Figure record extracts
::::::::

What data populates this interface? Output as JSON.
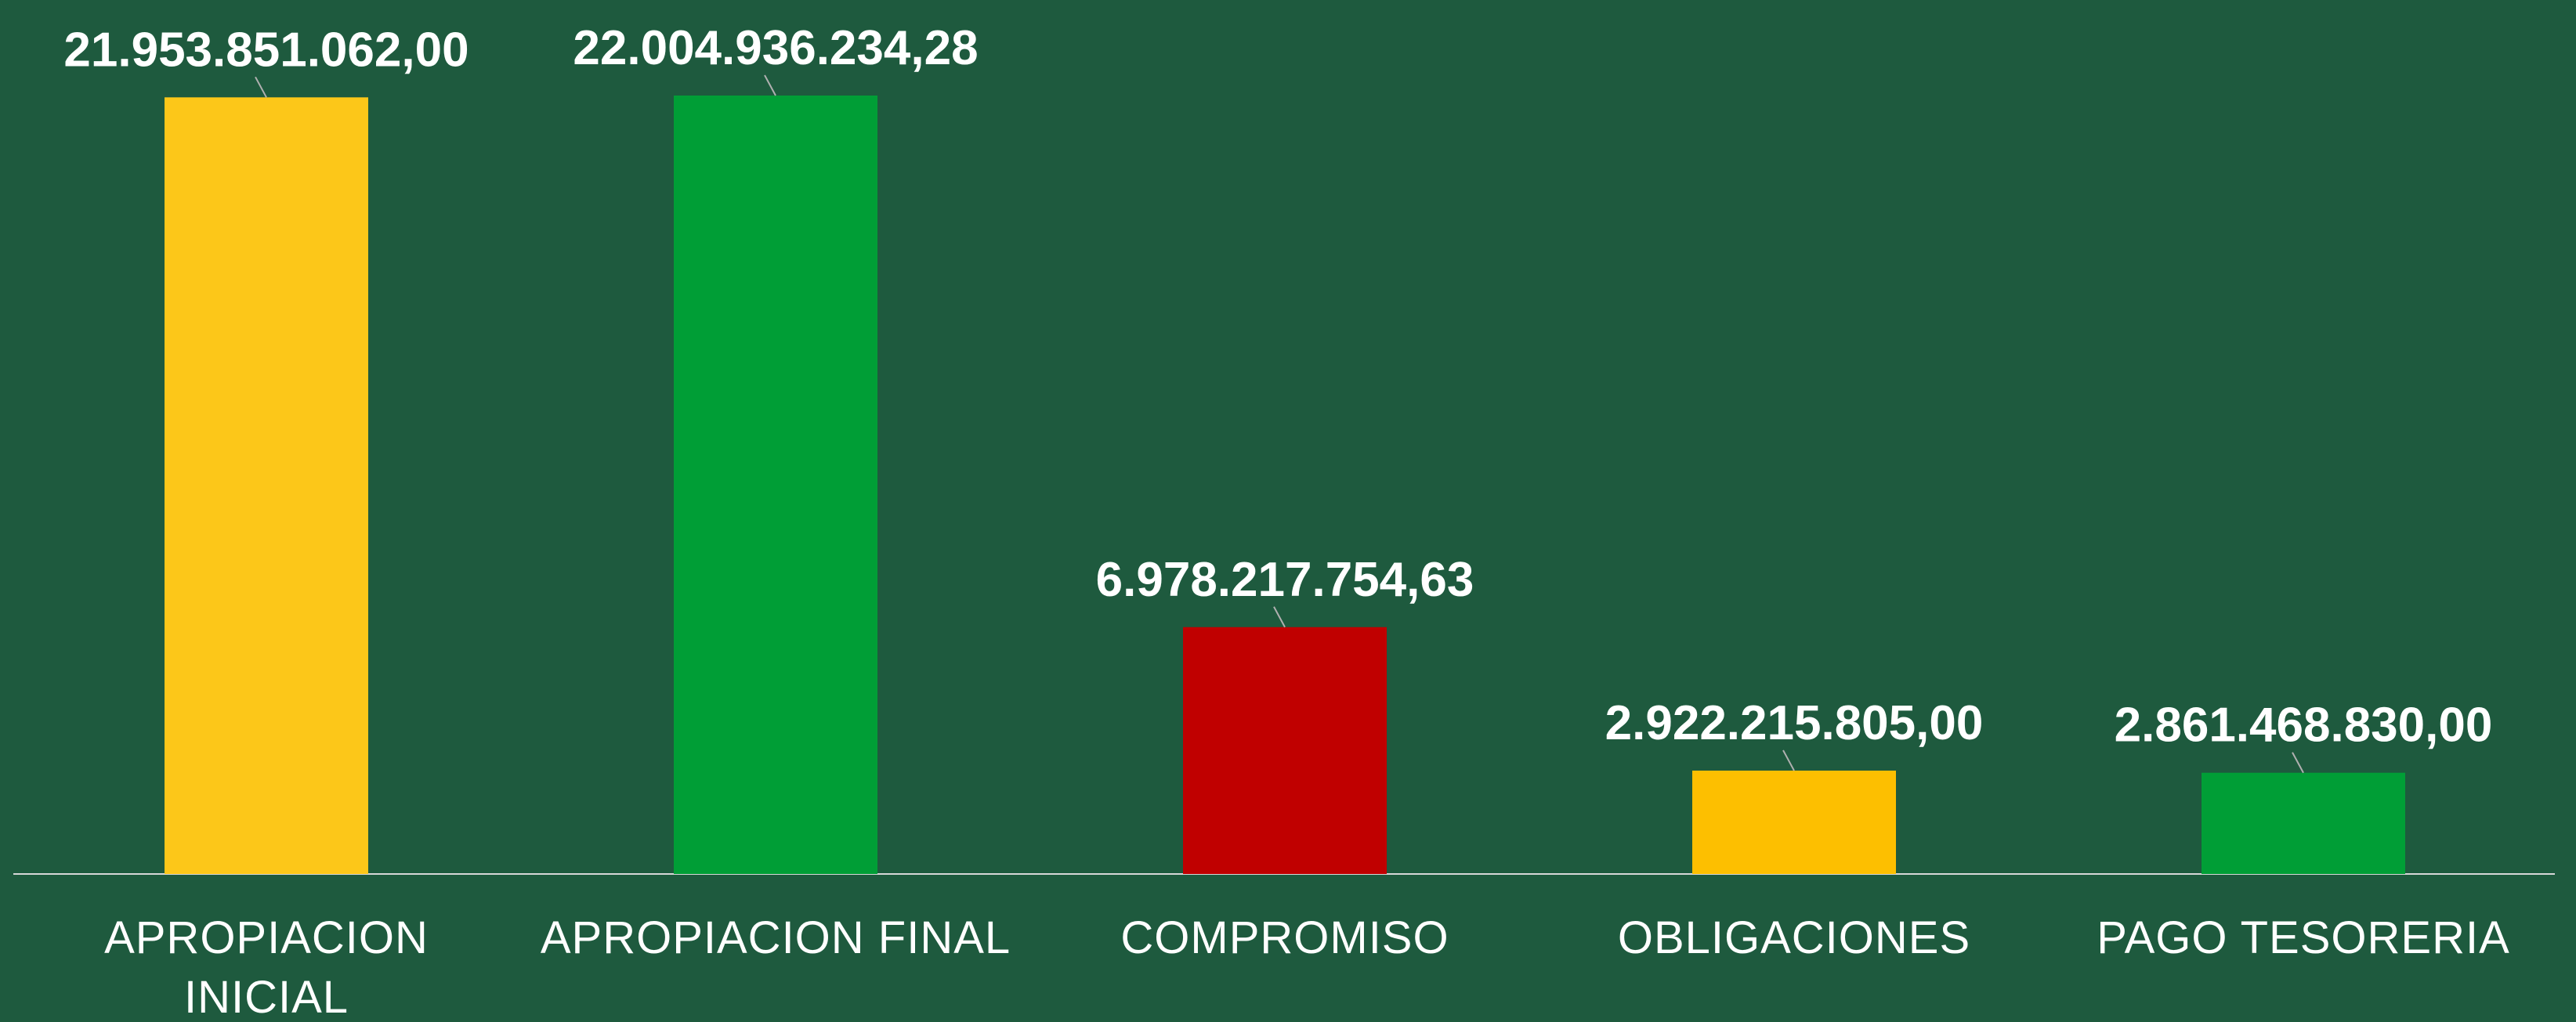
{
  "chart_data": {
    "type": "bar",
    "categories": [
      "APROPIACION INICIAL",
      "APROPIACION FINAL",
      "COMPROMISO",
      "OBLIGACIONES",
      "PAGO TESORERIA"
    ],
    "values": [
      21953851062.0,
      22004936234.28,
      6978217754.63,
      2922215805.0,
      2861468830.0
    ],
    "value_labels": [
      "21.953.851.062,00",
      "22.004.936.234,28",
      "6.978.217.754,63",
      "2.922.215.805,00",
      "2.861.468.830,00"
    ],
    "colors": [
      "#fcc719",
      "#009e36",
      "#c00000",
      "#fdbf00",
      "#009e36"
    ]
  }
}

::::::::

What you will do = Leave out the pictures and give the rest of the records again exactly.

Reply to the task =
What data populates this interface? Output as JSON.
{
  "chart_data": {
    "type": "bar",
    "categories": [
      "APROPIACION INICIAL",
      "APROPIACION FINAL",
      "COMPROMISO",
      "OBLIGACIONES",
      "PAGO TESORERIA"
    ],
    "values": [
      21953851062.0,
      22004936234.28,
      6978217754.63,
      2922215805.0,
      2861468830.0
    ],
    "value_labels": [
      "21.953.851.062,00",
      "22.004.936.234,28",
      "6.978.217.754,63",
      "2.922.215.805,00",
      "2.861.468.830,00"
    ],
    "colors": [
      "#fcc719",
      "#009e36",
      "#c00000",
      "#fdbf00",
      "#009e36"
    ]
  }
}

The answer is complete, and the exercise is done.